▶ [What to do]
Look at the entries below and reproduce them exactly.

▶ [Dataset extract]
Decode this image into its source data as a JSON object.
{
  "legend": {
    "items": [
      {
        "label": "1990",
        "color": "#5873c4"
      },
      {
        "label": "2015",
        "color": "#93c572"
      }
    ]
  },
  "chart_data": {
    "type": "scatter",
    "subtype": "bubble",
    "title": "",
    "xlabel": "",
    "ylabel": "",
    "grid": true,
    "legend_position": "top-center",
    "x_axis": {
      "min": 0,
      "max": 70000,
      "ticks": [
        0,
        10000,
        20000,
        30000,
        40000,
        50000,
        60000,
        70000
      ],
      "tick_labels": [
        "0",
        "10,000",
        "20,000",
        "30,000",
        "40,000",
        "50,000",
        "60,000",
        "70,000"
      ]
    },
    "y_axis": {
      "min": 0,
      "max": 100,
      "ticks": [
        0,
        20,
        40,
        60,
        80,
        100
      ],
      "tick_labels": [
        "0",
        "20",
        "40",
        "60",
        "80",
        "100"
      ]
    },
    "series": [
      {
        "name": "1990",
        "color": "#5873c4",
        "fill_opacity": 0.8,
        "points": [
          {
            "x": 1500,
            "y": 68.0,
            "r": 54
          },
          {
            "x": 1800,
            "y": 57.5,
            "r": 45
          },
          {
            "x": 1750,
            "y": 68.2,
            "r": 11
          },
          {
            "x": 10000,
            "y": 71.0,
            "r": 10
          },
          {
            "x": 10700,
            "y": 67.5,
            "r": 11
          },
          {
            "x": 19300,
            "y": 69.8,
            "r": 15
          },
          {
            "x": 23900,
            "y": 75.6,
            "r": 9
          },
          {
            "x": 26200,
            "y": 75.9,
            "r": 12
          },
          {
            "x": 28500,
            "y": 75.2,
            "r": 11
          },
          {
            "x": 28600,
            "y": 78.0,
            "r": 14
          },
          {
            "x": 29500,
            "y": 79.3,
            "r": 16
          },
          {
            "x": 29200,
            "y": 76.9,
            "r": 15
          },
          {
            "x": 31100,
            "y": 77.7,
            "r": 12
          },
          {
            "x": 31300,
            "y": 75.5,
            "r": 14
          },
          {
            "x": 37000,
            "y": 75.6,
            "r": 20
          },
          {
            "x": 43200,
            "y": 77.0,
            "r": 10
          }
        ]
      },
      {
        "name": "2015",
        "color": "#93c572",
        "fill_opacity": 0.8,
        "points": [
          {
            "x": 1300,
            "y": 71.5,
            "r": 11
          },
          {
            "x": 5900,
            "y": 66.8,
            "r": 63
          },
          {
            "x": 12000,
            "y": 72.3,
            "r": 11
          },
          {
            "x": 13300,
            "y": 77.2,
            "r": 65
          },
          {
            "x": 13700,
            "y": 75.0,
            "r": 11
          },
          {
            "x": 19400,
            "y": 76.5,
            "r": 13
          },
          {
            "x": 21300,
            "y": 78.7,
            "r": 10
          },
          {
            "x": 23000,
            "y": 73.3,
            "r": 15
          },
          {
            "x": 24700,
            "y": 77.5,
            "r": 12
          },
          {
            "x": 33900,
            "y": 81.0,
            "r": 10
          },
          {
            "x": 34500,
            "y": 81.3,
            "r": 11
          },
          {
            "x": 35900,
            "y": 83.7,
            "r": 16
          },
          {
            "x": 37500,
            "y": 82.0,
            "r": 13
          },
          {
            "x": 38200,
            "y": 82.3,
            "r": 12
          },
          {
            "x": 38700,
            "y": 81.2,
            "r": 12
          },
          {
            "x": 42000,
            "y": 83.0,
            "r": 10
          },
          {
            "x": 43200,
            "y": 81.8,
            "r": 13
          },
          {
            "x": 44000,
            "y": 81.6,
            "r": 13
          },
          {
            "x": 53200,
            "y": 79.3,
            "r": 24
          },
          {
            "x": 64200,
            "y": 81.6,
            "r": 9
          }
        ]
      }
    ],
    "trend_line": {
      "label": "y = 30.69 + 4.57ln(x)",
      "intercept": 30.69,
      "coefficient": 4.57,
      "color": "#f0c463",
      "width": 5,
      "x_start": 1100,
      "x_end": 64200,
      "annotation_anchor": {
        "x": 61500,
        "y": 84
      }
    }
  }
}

▶ [Written response]
Decode this image into its source data as a JSON object.
{
  "legend": {
    "items": [
      {
        "label": "1990",
        "color": "#5873c4"
      },
      {
        "label": "2015",
        "color": "#93c572"
      }
    ]
  },
  "chart_data": {
    "type": "scatter",
    "subtype": "bubble",
    "title": "",
    "xlabel": "",
    "ylabel": "",
    "grid": true,
    "legend_position": "top-center",
    "x_axis": {
      "min": 0,
      "max": 70000,
      "ticks": [
        0,
        10000,
        20000,
        30000,
        40000,
        50000,
        60000,
        70000
      ],
      "tick_labels": [
        "0",
        "10,000",
        "20,000",
        "30,000",
        "40,000",
        "50,000",
        "60,000",
        "70,000"
      ]
    },
    "y_axis": {
      "min": 0,
      "max": 100,
      "ticks": [
        0,
        20,
        40,
        60,
        80,
        100
      ],
      "tick_labels": [
        "0",
        "20",
        "40",
        "60",
        "80",
        "100"
      ]
    },
    "series": [
      {
        "name": "1990",
        "color": "#5873c4",
        "fill_opacity": 0.8,
        "points": [
          {
            "x": 1500,
            "y": 68.0,
            "r": 54
          },
          {
            "x": 1800,
            "y": 57.5,
            "r": 45
          },
          {
            "x": 1750,
            "y": 68.2,
            "r": 11
          },
          {
            "x": 10000,
            "y": 71.0,
            "r": 10
          },
          {
            "x": 10700,
            "y": 67.5,
            "r": 11
          },
          {
            "x": 19300,
            "y": 69.8,
            "r": 15
          },
          {
            "x": 23900,
            "y": 75.6,
            "r": 9
          },
          {
            "x": 26200,
            "y": 75.9,
            "r": 12
          },
          {
            "x": 28500,
            "y": 75.2,
            "r": 11
          },
          {
            "x": 28600,
            "y": 78.0,
            "r": 14
          },
          {
            "x": 29500,
            "y": 79.3,
            "r": 16
          },
          {
            "x": 29200,
            "y": 76.9,
            "r": 15
          },
          {
            "x": 31100,
            "y": 77.7,
            "r": 12
          },
          {
            "x": 31300,
            "y": 75.5,
            "r": 14
          },
          {
            "x": 37000,
            "y": 75.6,
            "r": 20
          },
          {
            "x": 43200,
            "y": 77.0,
            "r": 10
          }
        ]
      },
      {
        "name": "2015",
        "color": "#93c572",
        "fill_opacity": 0.8,
        "points": [
          {
            "x": 1300,
            "y": 71.5,
            "r": 11
          },
          {
            "x": 5900,
            "y": 66.8,
            "r": 63
          },
          {
            "x": 12000,
            "y": 72.3,
            "r": 11
          },
          {
            "x": 13300,
            "y": 77.2,
            "r": 65
          },
          {
            "x": 13700,
            "y": 75.0,
            "r": 11
          },
          {
            "x": 19400,
            "y": 76.5,
            "r": 13
          },
          {
            "x": 21300,
            "y": 78.7,
            "r": 10
          },
          {
            "x": 23000,
            "y": 73.3,
            "r": 15
          },
          {
            "x": 24700,
            "y": 77.5,
            "r": 12
          },
          {
            "x": 33900,
            "y": 81.0,
            "r": 10
          },
          {
            "x": 34500,
            "y": 81.3,
            "r": 11
          },
          {
            "x": 35900,
            "y": 83.7,
            "r": 16
          },
          {
            "x": 37500,
            "y": 82.0,
            "r": 13
          },
          {
            "x": 38200,
            "y": 82.3,
            "r": 12
          },
          {
            "x": 38700,
            "y": 81.2,
            "r": 12
          },
          {
            "x": 42000,
            "y": 83.0,
            "r": 10
          },
          {
            "x": 43200,
            "y": 81.8,
            "r": 13
          },
          {
            "x": 44000,
            "y": 81.6,
            "r": 13
          },
          {
            "x": 53200,
            "y": 79.3,
            "r": 24
          },
          {
            "x": 64200,
            "y": 81.6,
            "r": 9
          }
        ]
      }
    ],
    "trend_line": {
      "label": "y = 30.69 + 4.57ln(x)",
      "intercept": 30.69,
      "coefficient": 4.57,
      "color": "#f0c463",
      "width": 5,
      "x_start": 1100,
      "x_end": 64200,
      "annotation_anchor": {
        "x": 61500,
        "y": 84
      }
    }
  }
}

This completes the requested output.